▶ TRECHO PARA LEITURA
======

Anonymous Anónimo said...

«...pasmo em aperceber-me agora do tem algo conciliador que imprime à sua análise da política científica em Portugal. Quem o viu e quem o vê. Na realidade, a leitura dos princípios do mesmo dá a entender que “até nem estão más as coisas” no domínio da investigação em Portugal...»

É natural que "tubarões" como BSS não tenham particulares razões de queixa da política "científica"em Portugal nem da distribuição do "bolo" FCT. Podem dar-se ao luxo de emprestar - ou melhor, de vender - o nome a projectos, receber e distribuir o dinheirinho correspondente, deixando o trabalho entregue aos escravos, à arraia-miúda, a que de resto não ligam um chavo! (tenho uma colega que trabalha num projecto "coordenado" por um desses tubarões e, até hoje, nunca pôs a vista em cima da dita cuja figura...) Há certos nomes de "veneráveis" que só servem mesmo para dar uma falsa visibilidade, marketing & publicidade a "projectos de investigação", a maior parte das vezes com intuitos auto-promocionais e puramente egocêntricos.
Enfim, é caso para dizer: quem não vos conhece que vos compre... ;p
DK

dezembro 30, 2004 11:47 da manhã  
Anonymous Anónimo said...

======

▶ INSTRUÇÕES DA TAREFA
Reproduza fielmente a passagem do comentário sobre a política científica em Portugal que se inicia com as palavras contendo "É natural que" e se encerra com "e puramente egocêntricos.".

======

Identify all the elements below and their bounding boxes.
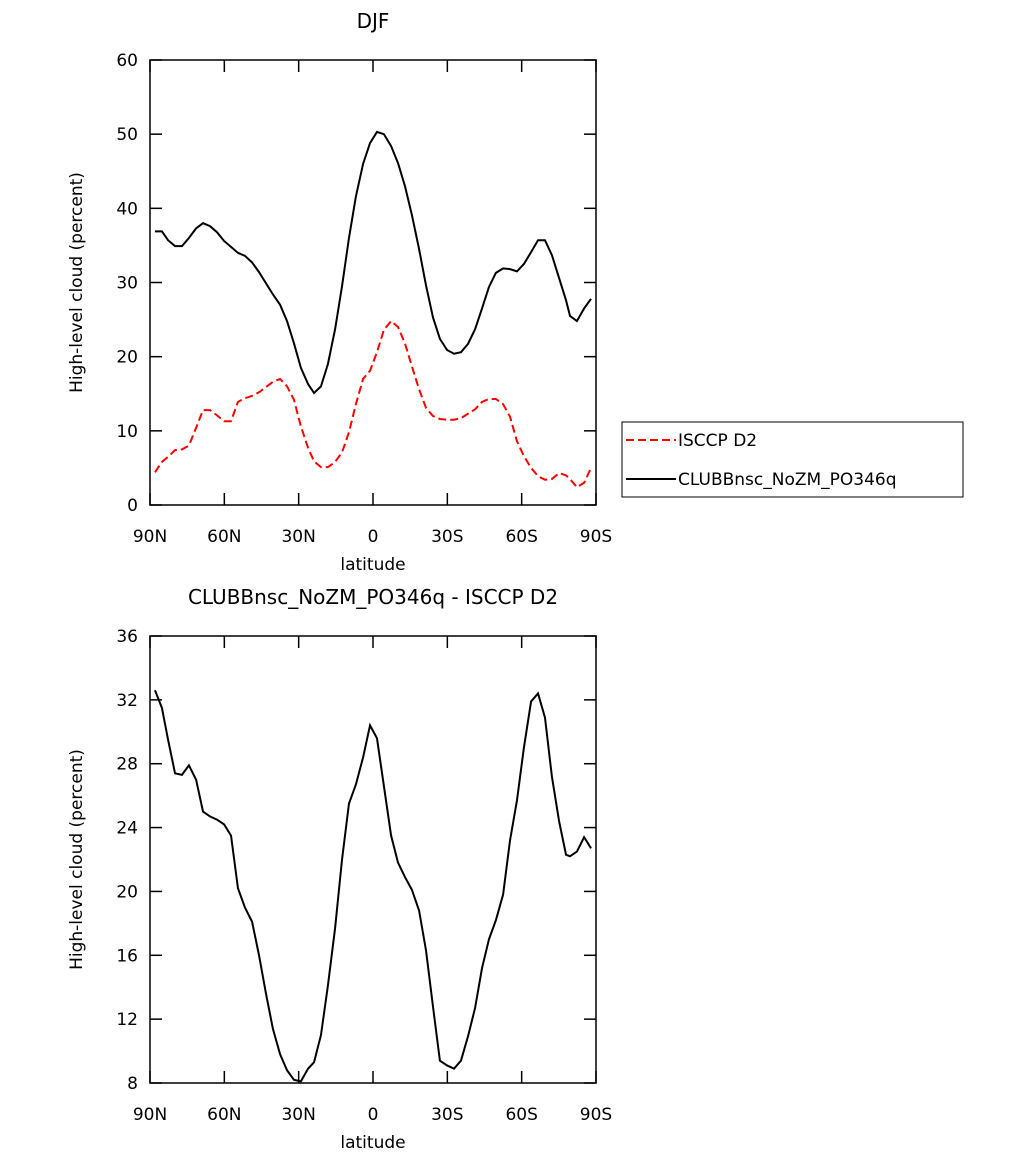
y-tick-label: 10 (116, 422, 138, 442)
legend: ISCCP D2 CLUBBnsc_NoZM_PO346q (621, 421, 964, 498)
x-tick-label: 90S (580, 1105, 612, 1125)
x-tick-label: 90N (133, 1105, 167, 1125)
x-tick-label: 0 (368, 527, 379, 547)
y-tick-label: 60 (116, 51, 138, 71)
y-tick-label: 28 (116, 755, 138, 775)
x-tick-label: 90N (133, 527, 167, 547)
plot-frame (149, 59, 597, 506)
y-tick-label: 16 (116, 946, 138, 966)
chart-title: DJF (357, 9, 390, 33)
x-tick-label: 30N (281, 527, 315, 547)
y-axis-label: High-level cloud (percent) (67, 172, 87, 393)
x-tick-label: 0 (368, 1105, 379, 1125)
y-axis-label: High-level cloud (percent) (67, 749, 87, 970)
y-tick-label: 40 (116, 199, 138, 219)
y-tick-label: 50 (116, 125, 138, 145)
y-tick-label: 0 (127, 496, 138, 516)
x-tick-label: 60N (207, 1105, 241, 1125)
x-tick-label: 30S (431, 527, 463, 547)
y-tick-label: 8 (127, 1074, 138, 1094)
x-axis-label: latitude (340, 555, 405, 575)
y-tick-label: 36 (116, 627, 138, 647)
x-tick-label: 60S (505, 1105, 537, 1125)
plot-frame (149, 635, 597, 1084)
data-line (154, 319, 592, 489)
data-line (154, 130, 592, 395)
y-tick-label: 24 (116, 819, 138, 839)
legend-label: ISCCP D2 (678, 431, 757, 451)
x-tick-label: 90S (580, 527, 612, 547)
x-tick-label: 60N (207, 527, 241, 547)
legend-label: CLUBBnsc_NoZM_PO346q (678, 470, 897, 490)
legend-box (621, 421, 964, 498)
x-tick-label: 60S (505, 527, 537, 547)
chart-title: CLUBBnsc_NoZM_PO346q - ISCCP D2 (188, 585, 558, 609)
x-axis-label: latitude (340, 1133, 405, 1153)
x-tick-label: 30S (431, 1105, 463, 1125)
y-tick-label: 20 (116, 882, 138, 902)
y-tick-label: 30 (116, 274, 138, 294)
y-tick-label: 12 (116, 1010, 138, 1030)
data-line (154, 689, 592, 1083)
y-tick-label: 32 (116, 691, 138, 711)
x-tick-label: 30N (281, 1105, 315, 1125)
y-tick-label: 20 (116, 348, 138, 368)
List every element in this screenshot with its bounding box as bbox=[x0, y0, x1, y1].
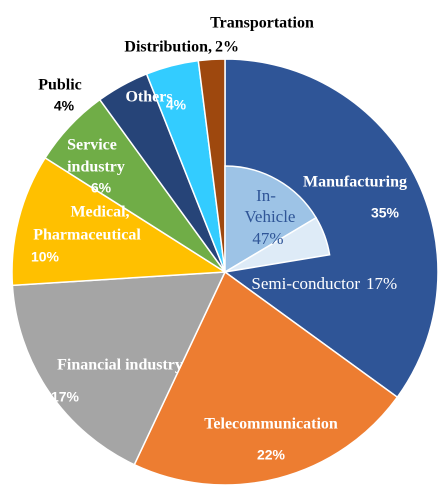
value-label: 17% bbox=[51, 389, 80, 405]
slice-label: Telecommunication bbox=[204, 416, 338, 433]
value-label: 35% bbox=[371, 205, 400, 221]
slice-label: Distribution, bbox=[124, 39, 212, 56]
value-label: 2% bbox=[215, 39, 239, 56]
slice bbox=[11, 271, 227, 466]
value-label: 6% bbox=[91, 180, 112, 196]
slice-label: Manufacturing bbox=[303, 174, 407, 191]
sub-slice bbox=[224, 216, 331, 273]
slice bbox=[224, 58, 439, 399]
value-label: 4% bbox=[54, 98, 75, 114]
slice-label: Transportation bbox=[210, 15, 314, 32]
sub-label: In- bbox=[256, 186, 276, 205]
slice-label: Public bbox=[38, 77, 82, 94]
value-label: 10% bbox=[31, 249, 60, 265]
sub-label: Semi-conductor bbox=[251, 274, 360, 293]
slice-label: Others bbox=[125, 89, 172, 106]
slice-label: Service bbox=[67, 137, 117, 154]
value-label: 4% bbox=[166, 97, 187, 113]
slice-label: industry bbox=[67, 159, 125, 176]
sub-slice bbox=[224, 165, 318, 274]
slice-label: Pharmaceutical bbox=[33, 227, 141, 244]
slice bbox=[197, 58, 226, 273]
sub-label: Vehicle bbox=[245, 207, 296, 226]
value-label: 22% bbox=[257, 447, 286, 463]
sub-value-label: 17% bbox=[366, 274, 397, 293]
slice-label: Financial industry bbox=[57, 357, 183, 374]
slice bbox=[11, 156, 228, 287]
sub-value-label: 47% bbox=[252, 229, 283, 248]
slice-label: Medical, bbox=[70, 204, 129, 221]
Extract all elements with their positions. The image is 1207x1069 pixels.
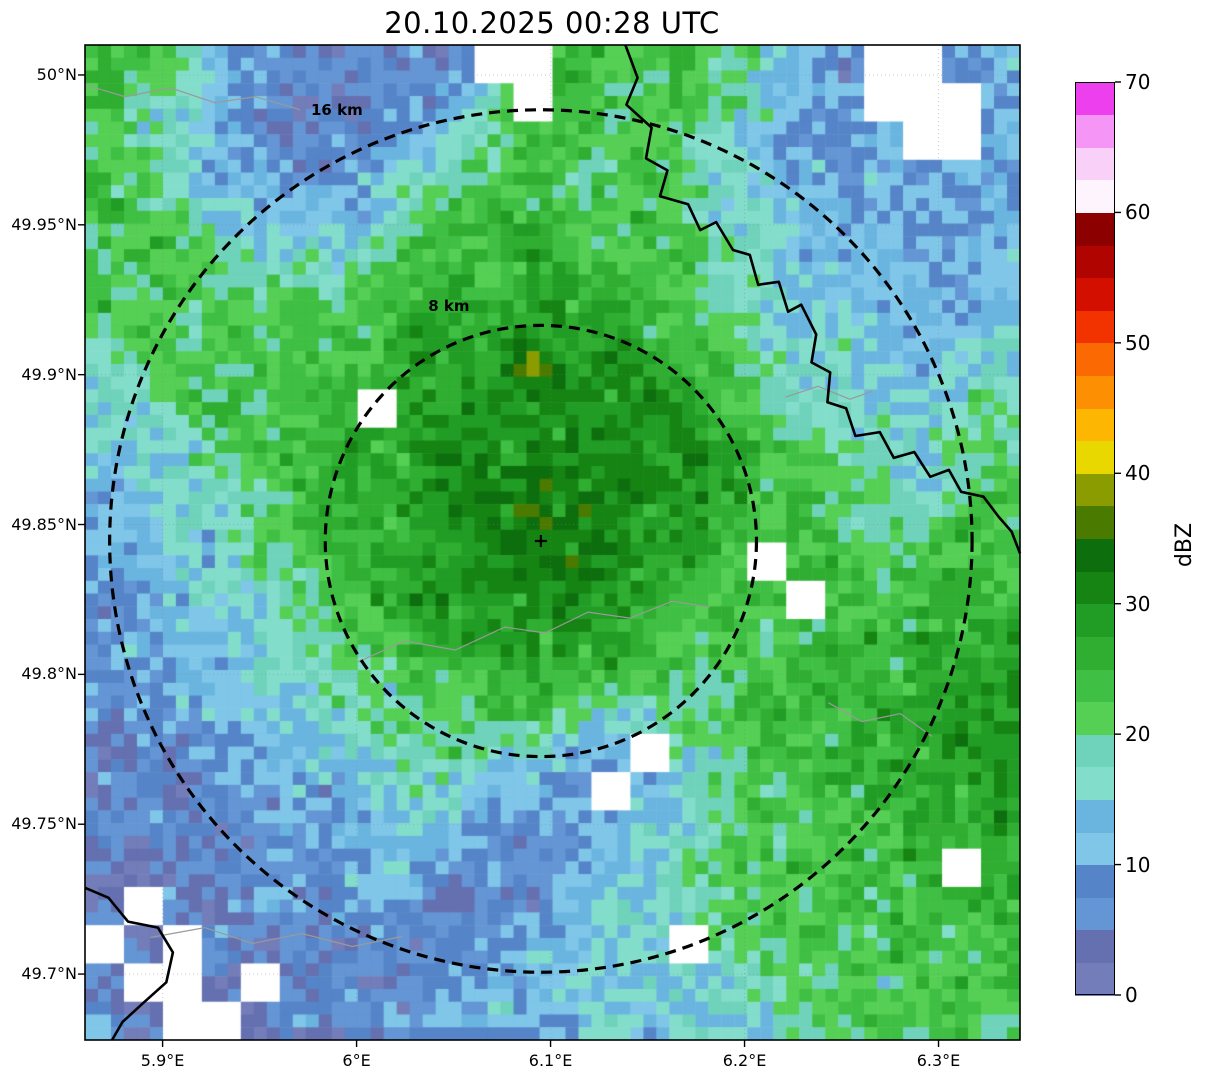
lon-tick-label: 5.9°E [140,1051,185,1069]
colorbar-band [1075,668,1115,703]
colorbar-tick-label: 20 [1125,722,1151,747]
colorbar-band [1075,245,1115,279]
colorbar-band [1075,375,1115,409]
colorbar-band [1075,440,1115,474]
colorbar-band [1075,114,1115,148]
colorbar-band [1075,212,1115,246]
colorbar-band [1075,310,1115,344]
colorbar-band [1075,147,1115,181]
lon-tick-label: 6.3°E [916,1051,961,1069]
lat-tick-label: 49.8°N [21,664,77,684]
colorbar-band [1075,734,1115,768]
colorbar-band [1075,603,1115,637]
lat-tick-label: 49.9°N [21,364,77,384]
colorbar-tick-label: 10 [1125,852,1151,877]
colorbar-band [1075,505,1115,540]
colorbar-tick-label: 50 [1125,330,1151,355]
colorbar-band [1075,929,1115,963]
ring-label: 16 km [311,101,363,119]
colorbar-tick-label: 60 [1125,200,1151,225]
lon-tick-label: 6.2°E [722,1051,767,1069]
lat-tick-label: 50°N [36,64,77,84]
lat-tick-label: 49.85°N [11,514,77,534]
colorbar-band [1075,342,1115,377]
colorbar-frame [1075,82,1115,995]
lat-tick-label: 49.75°N [11,814,77,834]
colorbar-band [1075,636,1115,670]
ring-label: 8 km [428,297,470,315]
reflectivity-heatmap [85,45,1020,1040]
colorbar-band [1075,701,1115,735]
colorbar-band [1075,571,1115,605]
colorbar-tick-label: 0 [1125,983,1138,1007]
colorbar-tick-label: 70 [1125,70,1151,94]
lon-tick-label: 6.1°E [528,1051,573,1069]
colorbar-band [1075,766,1115,800]
colorbar-band [1075,538,1115,572]
colorbar-band [1075,179,1115,214]
colorbar-tick-label: 40 [1125,461,1151,486]
colorbar-band [1075,897,1115,931]
colorbar-band [1075,831,1115,866]
colorbar-band [1075,408,1115,442]
lat-tick-label: 49.7°N [21,964,77,984]
lon-tick-label: 6°E [342,1051,371,1069]
colorbar-band [1075,962,1115,996]
figure-title: 20.10.2025 00:28 UTC [384,6,720,40]
colorbar-tick-label: 30 [1125,591,1151,616]
colorbar-band [1075,277,1115,311]
colorbar-band [1075,473,1115,507]
colorbar-band [1075,799,1115,833]
colorbar-unit-label: dBZ [1172,522,1197,568]
colorbar-band [1075,82,1115,116]
lat-tick-label: 49.95°N [11,214,77,234]
colorbar-band [1075,864,1115,898]
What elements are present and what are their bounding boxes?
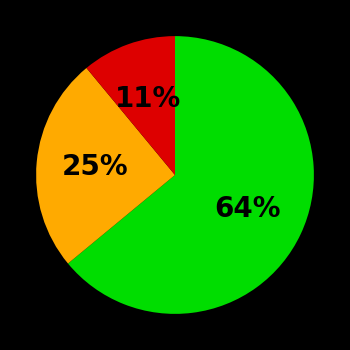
Text: 11%: 11% <box>114 85 181 113</box>
Wedge shape <box>68 36 314 314</box>
Text: 25%: 25% <box>62 153 128 181</box>
Wedge shape <box>86 36 175 175</box>
Wedge shape <box>36 68 175 264</box>
Text: 64%: 64% <box>215 195 281 223</box>
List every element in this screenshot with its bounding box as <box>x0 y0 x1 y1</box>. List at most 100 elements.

======

▶ RESPOSTA DO EXERCÍCIO
É natural que "tubarões" como BSS não tenham particulares razões de queixa da política "científica"em Portugal nem da distribuição do "bolo" FCT. Podem dar-se ao luxo de emprestar - ou melhor, de vender - o nome a projectos, receber e distribuir o dinheirinho correspondente, deixando o trabalho entregue aos escravos, à arraia-miúda, a que de resto não ligam um chavo! (tenho uma colega que trabalha num projecto "coordenado" por um desses tubarões e, até hoje, nunca pôs a vista em cima da dita cuja figura...) Há certos nomes de "veneráveis" que só servem mesmo para dar uma falsa visibilidade, marketing & publicidade a "projectos de investigação", a maior parte das vezes com intuitos auto-promocionais e puramente egocêntricos.